▶ _GIVEN REQUEST_
Return all the data, word for word.

▶ _INFORMATION PROVIDED_
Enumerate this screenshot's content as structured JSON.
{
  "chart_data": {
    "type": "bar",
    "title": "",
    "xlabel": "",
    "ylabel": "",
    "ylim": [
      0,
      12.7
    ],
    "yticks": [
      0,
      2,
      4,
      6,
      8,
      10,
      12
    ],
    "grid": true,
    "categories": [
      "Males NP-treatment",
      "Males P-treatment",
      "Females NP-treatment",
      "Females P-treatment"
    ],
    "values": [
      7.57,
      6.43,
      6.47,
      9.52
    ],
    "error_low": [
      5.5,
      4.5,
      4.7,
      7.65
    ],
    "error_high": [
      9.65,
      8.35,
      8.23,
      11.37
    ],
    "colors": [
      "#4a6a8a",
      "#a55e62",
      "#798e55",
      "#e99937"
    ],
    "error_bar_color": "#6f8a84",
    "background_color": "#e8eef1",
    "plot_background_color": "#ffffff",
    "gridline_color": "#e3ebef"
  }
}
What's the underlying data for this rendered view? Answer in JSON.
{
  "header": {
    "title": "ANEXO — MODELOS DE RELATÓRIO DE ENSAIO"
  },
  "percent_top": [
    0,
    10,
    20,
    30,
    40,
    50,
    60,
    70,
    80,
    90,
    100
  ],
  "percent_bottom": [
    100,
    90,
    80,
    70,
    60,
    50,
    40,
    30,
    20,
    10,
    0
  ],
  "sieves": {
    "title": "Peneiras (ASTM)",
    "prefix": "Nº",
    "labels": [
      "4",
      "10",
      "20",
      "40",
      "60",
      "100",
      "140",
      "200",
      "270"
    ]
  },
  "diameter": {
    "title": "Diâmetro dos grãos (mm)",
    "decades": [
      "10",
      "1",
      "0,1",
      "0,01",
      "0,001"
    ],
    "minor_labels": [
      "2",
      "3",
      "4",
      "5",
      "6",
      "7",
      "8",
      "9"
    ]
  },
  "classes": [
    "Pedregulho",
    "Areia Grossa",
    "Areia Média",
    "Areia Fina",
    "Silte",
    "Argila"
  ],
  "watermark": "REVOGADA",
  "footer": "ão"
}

▶ _ANSWER TO THIS EXERCISE_
Enumerate this screenshot's content as structured JSON.
{
  "chart_data": {
    "type": "bar",
    "title": "",
    "xlabel": "",
    "ylabel": "",
    "ylim": [
      0,
      12.7
    ],
    "yticks": [
      0,
      2,
      4,
      6,
      8,
      10,
      12
    ],
    "grid": true,
    "categories": [
      "Males NP-treatment",
      "Males P-treatment",
      "Females NP-treatment",
      "Females P-treatment"
    ],
    "values": [
      7.57,
      6.43,
      6.47,
      9.52
    ],
    "error_low": [
      5.5,
      4.5,
      4.7,
      7.65
    ],
    "error_high": [
      9.65,
      8.35,
      8.23,
      11.37
    ],
    "colors": [
      "#4a6a8a",
      "#a55e62",
      "#798e55",
      "#e99937"
    ],
    "error_bar_color": "#6f8a84",
    "background_color": "#e8eef1",
    "plot_background_color": "#ffffff",
    "gridline_color": "#e3ebef"
  }
}
What's the underlying data for this rendered view? Answer in JSON.
{
  "header": {
    "title": "ANEXO — MODELOS DE RELATÓRIO DE ENSAIO"
  },
  "percent_top": [
    0,
    10,
    20,
    30,
    40,
    50,
    60,
    70,
    80,
    90,
    100
  ],
  "percent_bottom": [
    100,
    90,
    80,
    70,
    60,
    50,
    40,
    30,
    20,
    10,
    0
  ],
  "sieves": {
    "title": "Peneiras (ASTM)",
    "prefix": "Nº",
    "labels": [
      "4",
      "10",
      "20",
      "40",
      "60",
      "100",
      "140",
      "200",
      "270"
    ]
  },
  "diameter": {
    "title": "Diâmetro dos grãos (mm)",
    "decades": [
      "10",
      "1",
      "0,1",
      "0,01",
      "0,001"
    ],
    "minor_labels": [
      "2",
      "3",
      "4",
      "5",
      "6",
      "7",
      "8",
      "9"
    ]
  },
  "classes": [
    "Pedregulho",
    "Areia Grossa",
    "Areia Média",
    "Areia Fina",
    "Silte",
    "Argila"
  ],
  "watermark": "REVOGADA",
  "footer": "ão"
}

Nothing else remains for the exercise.